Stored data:
/---

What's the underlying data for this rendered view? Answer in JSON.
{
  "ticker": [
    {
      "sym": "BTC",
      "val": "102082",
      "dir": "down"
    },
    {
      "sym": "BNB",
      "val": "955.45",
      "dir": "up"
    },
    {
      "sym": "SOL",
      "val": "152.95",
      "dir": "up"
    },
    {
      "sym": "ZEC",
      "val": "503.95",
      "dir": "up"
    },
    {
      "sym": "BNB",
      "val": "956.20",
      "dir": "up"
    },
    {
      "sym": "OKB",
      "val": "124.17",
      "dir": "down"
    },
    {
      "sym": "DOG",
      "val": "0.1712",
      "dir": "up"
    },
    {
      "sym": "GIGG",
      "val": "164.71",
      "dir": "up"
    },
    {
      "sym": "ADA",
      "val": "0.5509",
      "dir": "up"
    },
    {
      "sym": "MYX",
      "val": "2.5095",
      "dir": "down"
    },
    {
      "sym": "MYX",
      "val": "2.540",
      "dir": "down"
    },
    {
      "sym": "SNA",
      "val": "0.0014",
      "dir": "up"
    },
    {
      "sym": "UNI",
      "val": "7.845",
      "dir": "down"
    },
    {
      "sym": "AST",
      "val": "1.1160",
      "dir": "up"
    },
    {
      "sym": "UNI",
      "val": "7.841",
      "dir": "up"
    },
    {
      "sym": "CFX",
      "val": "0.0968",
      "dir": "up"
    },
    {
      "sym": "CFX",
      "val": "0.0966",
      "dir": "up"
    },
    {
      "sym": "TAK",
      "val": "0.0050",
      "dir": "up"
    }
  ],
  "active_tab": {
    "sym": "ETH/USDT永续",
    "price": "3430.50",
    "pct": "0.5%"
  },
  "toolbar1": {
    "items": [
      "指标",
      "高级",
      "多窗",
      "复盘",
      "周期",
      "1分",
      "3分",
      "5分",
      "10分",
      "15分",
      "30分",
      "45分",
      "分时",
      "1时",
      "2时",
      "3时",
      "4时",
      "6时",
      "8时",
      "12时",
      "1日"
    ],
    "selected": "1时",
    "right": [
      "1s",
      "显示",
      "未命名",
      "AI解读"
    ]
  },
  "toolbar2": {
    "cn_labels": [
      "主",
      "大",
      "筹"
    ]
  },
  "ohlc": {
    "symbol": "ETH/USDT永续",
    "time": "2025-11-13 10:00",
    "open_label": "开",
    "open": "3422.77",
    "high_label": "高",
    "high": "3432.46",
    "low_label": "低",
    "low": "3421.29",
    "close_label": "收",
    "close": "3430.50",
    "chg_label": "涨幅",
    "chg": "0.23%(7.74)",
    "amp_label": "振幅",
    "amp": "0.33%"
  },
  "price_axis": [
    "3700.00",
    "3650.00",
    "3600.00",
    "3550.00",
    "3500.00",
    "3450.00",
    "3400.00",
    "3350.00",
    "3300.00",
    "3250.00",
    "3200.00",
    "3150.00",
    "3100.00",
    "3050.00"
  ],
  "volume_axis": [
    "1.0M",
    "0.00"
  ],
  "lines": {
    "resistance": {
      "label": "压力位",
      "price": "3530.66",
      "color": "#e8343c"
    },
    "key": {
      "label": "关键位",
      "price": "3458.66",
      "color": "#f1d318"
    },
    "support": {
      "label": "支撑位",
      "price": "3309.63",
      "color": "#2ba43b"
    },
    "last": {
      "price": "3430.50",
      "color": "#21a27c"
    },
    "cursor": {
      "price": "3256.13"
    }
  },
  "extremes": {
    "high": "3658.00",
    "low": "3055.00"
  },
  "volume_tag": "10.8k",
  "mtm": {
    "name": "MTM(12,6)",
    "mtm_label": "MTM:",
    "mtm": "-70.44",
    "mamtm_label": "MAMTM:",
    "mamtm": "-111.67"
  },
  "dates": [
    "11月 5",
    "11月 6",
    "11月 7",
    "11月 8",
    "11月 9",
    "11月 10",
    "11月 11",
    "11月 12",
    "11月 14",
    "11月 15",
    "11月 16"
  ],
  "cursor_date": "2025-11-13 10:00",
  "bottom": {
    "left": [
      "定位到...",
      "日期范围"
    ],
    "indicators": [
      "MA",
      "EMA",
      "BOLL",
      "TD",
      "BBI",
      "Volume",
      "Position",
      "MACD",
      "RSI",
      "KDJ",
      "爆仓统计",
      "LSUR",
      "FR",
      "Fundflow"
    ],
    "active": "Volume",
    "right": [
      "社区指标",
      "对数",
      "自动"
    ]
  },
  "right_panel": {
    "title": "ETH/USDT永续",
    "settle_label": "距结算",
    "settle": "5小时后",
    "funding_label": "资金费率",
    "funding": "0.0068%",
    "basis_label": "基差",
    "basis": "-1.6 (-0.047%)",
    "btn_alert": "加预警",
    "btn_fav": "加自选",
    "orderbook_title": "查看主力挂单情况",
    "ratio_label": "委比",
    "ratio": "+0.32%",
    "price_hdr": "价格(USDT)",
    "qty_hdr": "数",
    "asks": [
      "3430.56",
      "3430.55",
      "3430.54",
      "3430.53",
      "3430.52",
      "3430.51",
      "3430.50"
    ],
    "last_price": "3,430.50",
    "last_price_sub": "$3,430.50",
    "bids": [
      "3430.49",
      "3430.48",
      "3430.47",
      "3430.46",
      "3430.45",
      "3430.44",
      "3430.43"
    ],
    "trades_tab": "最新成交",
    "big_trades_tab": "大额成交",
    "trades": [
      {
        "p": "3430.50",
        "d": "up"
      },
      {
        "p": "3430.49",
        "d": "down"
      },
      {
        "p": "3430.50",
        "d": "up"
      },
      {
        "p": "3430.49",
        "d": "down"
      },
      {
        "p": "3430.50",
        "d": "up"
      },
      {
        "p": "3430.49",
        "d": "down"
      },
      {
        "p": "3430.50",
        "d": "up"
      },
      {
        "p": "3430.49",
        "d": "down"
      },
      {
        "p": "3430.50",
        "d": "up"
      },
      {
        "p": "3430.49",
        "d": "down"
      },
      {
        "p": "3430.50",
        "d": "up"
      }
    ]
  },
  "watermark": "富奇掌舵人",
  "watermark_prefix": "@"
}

\---

Exercise objective
Restate the whole of the material exactly.

Solution
What's the underlying data for this rendered view? Answer in JSON.
{
  "ticker": [
    {
      "sym": "BTC",
      "val": "102082",
      "dir": "down"
    },
    {
      "sym": "BNB",
      "val": "955.45",
      "dir": "up"
    },
    {
      "sym": "SOL",
      "val": "152.95",
      "dir": "up"
    },
    {
      "sym": "ZEC",
      "val": "503.95",
      "dir": "up"
    },
    {
      "sym": "BNB",
      "val": "956.20",
      "dir": "up"
    },
    {
      "sym": "OKB",
      "val": "124.17",
      "dir": "down"
    },
    {
      "sym": "DOG",
      "val": "0.1712",
      "dir": "up"
    },
    {
      "sym": "GIGG",
      "val": "164.71",
      "dir": "up"
    },
    {
      "sym": "ADA",
      "val": "0.5509",
      "dir": "up"
    },
    {
      "sym": "MYX",
      "val": "2.5095",
      "dir": "down"
    },
    {
      "sym": "MYX",
      "val": "2.540",
      "dir": "down"
    },
    {
      "sym": "SNA",
      "val": "0.0014",
      "dir": "up"
    },
    {
      "sym": "UNI",
      "val": "7.845",
      "dir": "down"
    },
    {
      "sym": "AST",
      "val": "1.1160",
      "dir": "up"
    },
    {
      "sym": "UNI",
      "val": "7.841",
      "dir": "up"
    },
    {
      "sym": "CFX",
      "val": "0.0968",
      "dir": "up"
    },
    {
      "sym": "CFX",
      "val": "0.0966",
      "dir": "up"
    },
    {
      "sym": "TAK",
      "val": "0.0050",
      "dir": "up"
    }
  ],
  "active_tab": {
    "sym": "ETH/USDT永续",
    "price": "3430.50",
    "pct": "0.5%"
  },
  "toolbar1": {
    "items": [
      "指标",
      "高级",
      "多窗",
      "复盘",
      "周期",
      "1分",
      "3分",
      "5分",
      "10分",
      "15分",
      "30分",
      "45分",
      "分时",
      "1时",
      "2时",
      "3时",
      "4时",
      "6时",
      "8时",
      "12时",
      "1日"
    ],
    "selected": "1时",
    "right": [
      "1s",
      "显示",
      "未命名",
      "AI解读"
    ]
  },
  "toolbar2": {
    "cn_labels": [
      "主",
      "大",
      "筹"
    ]
  },
  "ohlc": {
    "symbol": "ETH/USDT永续",
    "time": "2025-11-13 10:00",
    "open_label": "开",
    "open": "3422.77",
    "high_label": "高",
    "high": "3432.46",
    "low_label": "低",
    "low": "3421.29",
    "close_label": "收",
    "close": "3430.50",
    "chg_label": "涨幅",
    "chg": "0.23%(7.74)",
    "amp_label": "振幅",
    "amp": "0.33%"
  },
  "price_axis": [
    "3700.00",
    "3650.00",
    "3600.00",
    "3550.00",
    "3500.00",
    "3450.00",
    "3400.00",
    "3350.00",
    "3300.00",
    "3250.00",
    "3200.00",
    "3150.00",
    "3100.00",
    "3050.00"
  ],
  "volume_axis": [
    "1.0M",
    "0.00"
  ],
  "lines": {
    "resistance": {
      "label": "压力位",
      "price": "3530.66",
      "color": "#e8343c"
    },
    "key": {
      "label": "关键位",
      "price": "3458.66",
      "color": "#f1d318"
    },
    "support": {
      "label": "支撑位",
      "price": "3309.63",
      "color": "#2ba43b"
    },
    "last": {
      "price": "3430.50",
      "color": "#21a27c"
    },
    "cursor": {
      "price": "3256.13"
    }
  },
  "extremes": {
    "high": "3658.00",
    "low": "3055.00"
  },
  "volume_tag": "10.8k",
  "mtm": {
    "name": "MTM(12,6)",
    "mtm_label": "MTM:",
    "mtm": "-70.44",
    "mamtm_label": "MAMTM:",
    "mamtm": "-111.67"
  },
  "dates": [
    "11月 5",
    "11月 6",
    "11月 7",
    "11月 8",
    "11月 9",
    "11月 10",
    "11月 11",
    "11月 12",
    "11月 14",
    "11月 15",
    "11月 16"
  ],
  "cursor_date": "2025-11-13 10:00",
  "bottom": {
    "left": [
      "定位到...",
      "日期范围"
    ],
    "indicators": [
      "MA",
      "EMA",
      "BOLL",
      "TD",
      "BBI",
      "Volume",
      "Position",
      "MACD",
      "RSI",
      "KDJ",
      "爆仓统计",
      "LSUR",
      "FR",
      "Fundflow"
    ],
    "active": "Volume",
    "right": [
      "社区指标",
      "对数",
      "自动"
    ]
  },
  "right_panel": {
    "title": "ETH/USDT永续",
    "settle_label": "距结算",
    "settle": "5小时后",
    "funding_label": "资金费率",
    "funding": "0.0068%",
    "basis_label": "基差",
    "basis": "-1.6 (-0.047%)",
    "btn_alert": "加预警",
    "btn_fav": "加自选",
    "orderbook_title": "查看主力挂单情况",
    "ratio_label": "委比",
    "ratio": "+0.32%",
    "price_hdr": "价格(USDT)",
    "qty_hdr": "数",
    "asks": [
      "3430.56",
      "3430.55",
      "3430.54",
      "3430.53",
      "3430.52",
      "3430.51",
      "3430.50"
    ],
    "last_price": "3,430.50",
    "last_price_sub": "$3,430.50",
    "bids": [
      "3430.49",
      "3430.48",
      "3430.47",
      "3430.46",
      "3430.45",
      "3430.44",
      "3430.43"
    ],
    "trades_tab": "最新成交",
    "big_trades_tab": "大额成交",
    "trades": [
      {
        "p": "3430.50",
        "d": "up"
      },
      {
        "p": "3430.49",
        "d": "down"
      },
      {
        "p": "3430.50",
        "d": "up"
      },
      {
        "p": "3430.49",
        "d": "down"
      },
      {
        "p": "3430.50",
        "d": "up"
      },
      {
        "p": "3430.49",
        "d": "down"
      },
      {
        "p": "3430.50",
        "d": "up"
      },
      {
        "p": "3430.49",
        "d": "down"
      },
      {
        "p": "3430.50",
        "d": "up"
      },
      {
        "p": "3430.49",
        "d": "down"
      },
      {
        "p": "3430.50",
        "d": "up"
      }
    ]
  },
  "watermark": "富奇掌舵人",
  "watermark_prefix": "@"
}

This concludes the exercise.